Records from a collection

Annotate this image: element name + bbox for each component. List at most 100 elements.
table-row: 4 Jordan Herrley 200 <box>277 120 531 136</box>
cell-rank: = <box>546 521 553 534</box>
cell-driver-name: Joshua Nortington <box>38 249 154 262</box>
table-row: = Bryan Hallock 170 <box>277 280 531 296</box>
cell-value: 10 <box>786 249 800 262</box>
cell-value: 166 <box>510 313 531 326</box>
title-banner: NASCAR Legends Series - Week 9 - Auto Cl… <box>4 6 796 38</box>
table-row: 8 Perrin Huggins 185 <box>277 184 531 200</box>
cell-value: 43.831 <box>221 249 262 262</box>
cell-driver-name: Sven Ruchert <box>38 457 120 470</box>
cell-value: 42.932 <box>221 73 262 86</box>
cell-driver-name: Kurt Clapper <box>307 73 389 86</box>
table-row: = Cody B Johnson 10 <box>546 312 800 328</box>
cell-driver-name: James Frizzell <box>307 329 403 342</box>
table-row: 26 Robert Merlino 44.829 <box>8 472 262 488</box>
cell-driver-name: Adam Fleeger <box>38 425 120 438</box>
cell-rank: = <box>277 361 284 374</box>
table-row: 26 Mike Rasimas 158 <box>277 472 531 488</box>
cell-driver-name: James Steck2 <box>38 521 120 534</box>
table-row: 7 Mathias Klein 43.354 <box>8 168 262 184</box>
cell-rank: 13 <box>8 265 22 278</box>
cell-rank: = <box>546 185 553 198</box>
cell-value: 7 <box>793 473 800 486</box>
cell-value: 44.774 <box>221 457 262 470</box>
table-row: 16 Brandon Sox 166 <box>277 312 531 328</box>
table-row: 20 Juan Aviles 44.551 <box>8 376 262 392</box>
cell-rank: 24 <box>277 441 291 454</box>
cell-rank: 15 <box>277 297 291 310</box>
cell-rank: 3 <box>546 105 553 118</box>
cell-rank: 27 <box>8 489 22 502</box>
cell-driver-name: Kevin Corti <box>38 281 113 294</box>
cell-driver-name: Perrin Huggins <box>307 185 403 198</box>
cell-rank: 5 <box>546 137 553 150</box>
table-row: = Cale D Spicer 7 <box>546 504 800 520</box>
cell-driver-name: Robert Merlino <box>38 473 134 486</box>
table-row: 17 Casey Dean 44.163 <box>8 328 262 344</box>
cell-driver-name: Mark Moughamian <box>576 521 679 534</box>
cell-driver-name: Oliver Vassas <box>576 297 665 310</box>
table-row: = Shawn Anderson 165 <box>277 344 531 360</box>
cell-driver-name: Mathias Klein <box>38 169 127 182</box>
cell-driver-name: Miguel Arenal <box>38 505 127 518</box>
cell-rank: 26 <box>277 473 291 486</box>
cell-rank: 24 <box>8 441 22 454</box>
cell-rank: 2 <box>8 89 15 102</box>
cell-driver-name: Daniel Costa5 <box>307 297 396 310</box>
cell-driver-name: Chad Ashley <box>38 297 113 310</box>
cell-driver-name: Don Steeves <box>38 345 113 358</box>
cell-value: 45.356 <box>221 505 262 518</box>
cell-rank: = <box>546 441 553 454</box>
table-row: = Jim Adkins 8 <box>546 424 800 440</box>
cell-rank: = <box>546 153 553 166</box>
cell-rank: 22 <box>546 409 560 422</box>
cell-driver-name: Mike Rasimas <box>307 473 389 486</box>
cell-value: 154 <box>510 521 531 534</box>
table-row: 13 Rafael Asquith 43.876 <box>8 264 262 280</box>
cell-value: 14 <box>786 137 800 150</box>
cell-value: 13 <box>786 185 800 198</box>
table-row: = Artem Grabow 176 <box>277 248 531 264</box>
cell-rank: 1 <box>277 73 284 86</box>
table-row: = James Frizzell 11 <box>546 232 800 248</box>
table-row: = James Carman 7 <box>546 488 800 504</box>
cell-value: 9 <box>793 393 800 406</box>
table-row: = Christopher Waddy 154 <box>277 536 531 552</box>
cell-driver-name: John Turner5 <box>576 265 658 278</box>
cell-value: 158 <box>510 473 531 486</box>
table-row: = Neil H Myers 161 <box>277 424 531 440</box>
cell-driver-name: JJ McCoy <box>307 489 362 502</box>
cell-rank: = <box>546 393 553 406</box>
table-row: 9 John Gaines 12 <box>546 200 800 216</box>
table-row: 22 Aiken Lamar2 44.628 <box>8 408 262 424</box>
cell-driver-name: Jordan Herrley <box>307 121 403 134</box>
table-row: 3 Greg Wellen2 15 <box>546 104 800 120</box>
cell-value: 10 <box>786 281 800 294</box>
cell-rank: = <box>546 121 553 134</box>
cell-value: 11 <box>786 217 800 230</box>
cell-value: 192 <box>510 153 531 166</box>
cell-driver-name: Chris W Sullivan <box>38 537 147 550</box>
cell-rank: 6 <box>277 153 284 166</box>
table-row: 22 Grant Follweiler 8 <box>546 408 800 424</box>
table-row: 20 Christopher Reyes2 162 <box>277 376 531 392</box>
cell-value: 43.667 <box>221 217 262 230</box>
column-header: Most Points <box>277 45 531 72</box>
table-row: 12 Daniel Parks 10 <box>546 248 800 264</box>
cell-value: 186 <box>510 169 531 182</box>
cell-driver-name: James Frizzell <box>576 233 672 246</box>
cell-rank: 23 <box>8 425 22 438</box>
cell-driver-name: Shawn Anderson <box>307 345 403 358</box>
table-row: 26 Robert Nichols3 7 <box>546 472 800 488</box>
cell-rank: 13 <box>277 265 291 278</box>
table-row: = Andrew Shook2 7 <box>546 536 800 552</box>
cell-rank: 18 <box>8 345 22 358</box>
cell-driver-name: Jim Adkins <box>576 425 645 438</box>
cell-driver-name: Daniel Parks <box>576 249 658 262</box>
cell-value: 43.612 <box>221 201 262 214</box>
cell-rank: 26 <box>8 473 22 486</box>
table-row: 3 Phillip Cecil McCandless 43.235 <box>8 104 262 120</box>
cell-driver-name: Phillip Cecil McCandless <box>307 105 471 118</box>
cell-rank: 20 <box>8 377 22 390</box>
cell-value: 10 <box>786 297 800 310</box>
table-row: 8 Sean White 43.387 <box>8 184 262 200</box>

• What to produce:
Echo back these lines word for word.

• Task answer:
Annotate this image: element name + bbox for each component. List at most 100 elements.
table-row: 4 Jordan Herrley 200 <box>277 120 531 136</box>
cell-rank: = <box>546 521 553 534</box>
cell-driver-name: Joshua Nortington <box>38 249 154 262</box>
table-row: = Bryan Hallock 170 <box>277 280 531 296</box>
cell-value: 10 <box>786 249 800 262</box>
cell-value: 166 <box>510 313 531 326</box>
title-banner: NASCAR Legends Series - Week 9 - Auto Cl… <box>4 6 796 38</box>
table-row: 8 Perrin Huggins 185 <box>277 184 531 200</box>
cell-value: 43.831 <box>221 249 262 262</box>
cell-driver-name: Sven Ruchert <box>38 457 120 470</box>
cell-value: 42.932 <box>221 73 262 86</box>
cell-driver-name: Kurt Clapper <box>307 73 389 86</box>
table-row: = Cody B Johnson 10 <box>546 312 800 328</box>
cell-driver-name: James Frizzell <box>307 329 403 342</box>
table-row: 26 Robert Merlino 44.829 <box>8 472 262 488</box>
cell-driver-name: Adam Fleeger <box>38 425 120 438</box>
cell-rank: = <box>277 361 284 374</box>
table-row: 26 Mike Rasimas 158 <box>277 472 531 488</box>
cell-driver-name: James Steck2 <box>38 521 120 534</box>
table-row: 7 Mathias Klein 43.354 <box>8 168 262 184</box>
cell-rank: 13 <box>8 265 22 278</box>
cell-rank: = <box>546 185 553 198</box>
cell-value: 7 <box>793 473 800 486</box>
cell-value: 44.774 <box>221 457 262 470</box>
table-row: 16 Brandon Sox 166 <box>277 312 531 328</box>
table-row: 20 Juan Aviles 44.551 <box>8 376 262 392</box>
cell-rank: 24 <box>277 441 291 454</box>
cell-rank: 15 <box>277 297 291 310</box>
cell-rank: 3 <box>546 105 553 118</box>
cell-rank: 27 <box>8 489 22 502</box>
cell-driver-name: Kevin Corti <box>38 281 113 294</box>
cell-driver-name: Perrin Huggins <box>307 185 403 198</box>
cell-rank: 5 <box>546 137 553 150</box>
table-row: = Cale D Spicer 7 <box>546 504 800 520</box>
cell-driver-name: Robert Merlino <box>38 473 134 486</box>
table-row: 17 Casey Dean 44.163 <box>8 328 262 344</box>
cell-driver-name: Mark Moughamian <box>576 521 679 534</box>
cell-driver-name: Oliver Vassas <box>576 297 665 310</box>
table-row: = Shawn Anderson 165 <box>277 344 531 360</box>
cell-driver-name: Mathias Klein <box>38 169 127 182</box>
cell-driver-name: Miguel Arenal <box>38 505 127 518</box>
cell-rank: 26 <box>277 473 291 486</box>
cell-rank: 24 <box>8 441 22 454</box>
cell-rank: 2 <box>8 89 15 102</box>
cell-driver-name: Daniel Costa5 <box>307 297 396 310</box>
cell-driver-name: Chad Ashley <box>38 297 113 310</box>
cell-driver-name: Don Steeves <box>38 345 113 358</box>
cell-value: 45.356 <box>221 505 262 518</box>
cell-rank: = <box>546 441 553 454</box>
table-row: = Jim Adkins 8 <box>546 424 800 440</box>
cell-rank: = <box>546 153 553 166</box>
cell-rank: 22 <box>546 409 560 422</box>
cell-driver-name: Mike Rasimas <box>307 473 389 486</box>
cell-value: 154 <box>510 521 531 534</box>
table-row: 13 Rafael Asquith 43.876 <box>8 264 262 280</box>
cell-value: 14 <box>786 137 800 150</box>
cell-value: 13 <box>786 185 800 198</box>
table-row: = Artem Grabow 176 <box>277 248 531 264</box>
cell-rank: 1 <box>277 73 284 86</box>
table-row: = James Frizzell 11 <box>546 232 800 248</box>
table-row: = James Carman 7 <box>546 488 800 504</box>
cell-value: 9 <box>793 393 800 406</box>
table-row: = Christopher Waddy 154 <box>277 536 531 552</box>
cell-driver-name: John Turner5 <box>576 265 658 278</box>
cell-value: 158 <box>510 473 531 486</box>
table-row: = Neil H Myers 161 <box>277 424 531 440</box>
cell-driver-name: JJ McCoy <box>307 489 362 502</box>
cell-rank: = <box>546 393 553 406</box>
table-row: 9 John Gaines 12 <box>546 200 800 216</box>
table-row: 22 Aiken Lamar2 44.628 <box>8 408 262 424</box>
cell-driver-name: Jordan Herrley <box>307 121 403 134</box>
table-row: 3 Greg Wellen2 15 <box>546 104 800 120</box>
cell-value: 10 <box>786 281 800 294</box>
cell-rank: = <box>546 121 553 134</box>
cell-value: 11 <box>786 217 800 230</box>
cell-value: 192 <box>510 153 531 166</box>
cell-driver-name: Chris W Sullivan <box>38 537 147 550</box>
cell-rank: 6 <box>277 153 284 166</box>
table-row: 22 Grant Follweiler 8 <box>546 408 800 424</box>
table-row: 20 Christopher Reyes2 162 <box>277 376 531 392</box>
cell-value: 43.667 <box>221 217 262 230</box>
column-header: Most Points <box>277 45 531 72</box>
table-row: 12 Daniel Parks 10 <box>546 248 800 264</box>
cell-value: 186 <box>510 169 531 182</box>
cell-driver-name: James Frizzell <box>576 233 672 246</box>
cell-rank: 23 <box>8 425 22 438</box>
cell-driver-name: Shawn Anderson <box>307 345 403 358</box>
table-row: 26 Robert Nichols3 7 <box>546 472 800 488</box>
cell-rank: 13 <box>277 265 291 278</box>
table-row: = Andrew Shook2 7 <box>546 536 800 552</box>
cell-rank: 18 <box>8 345 22 358</box>
cell-driver-name: Jim Adkins <box>576 425 645 438</box>
cell-driver-name: Daniel Parks <box>576 249 658 262</box>
cell-value: 43.612 <box>221 201 262 214</box>
cell-rank: 26 <box>8 473 22 486</box>
table-row: 3 Phillip Cecil McCandless 43.235 <box>8 104 262 120</box>
cell-driver-name: Phillip Cecil McCandless <box>307 105 471 118</box>
cell-rank: 20 <box>8 377 22 390</box>
cell-value: 10 <box>786 297 800 310</box>
table-row: 8 Sean White 43.387 <box>8 184 262 200</box>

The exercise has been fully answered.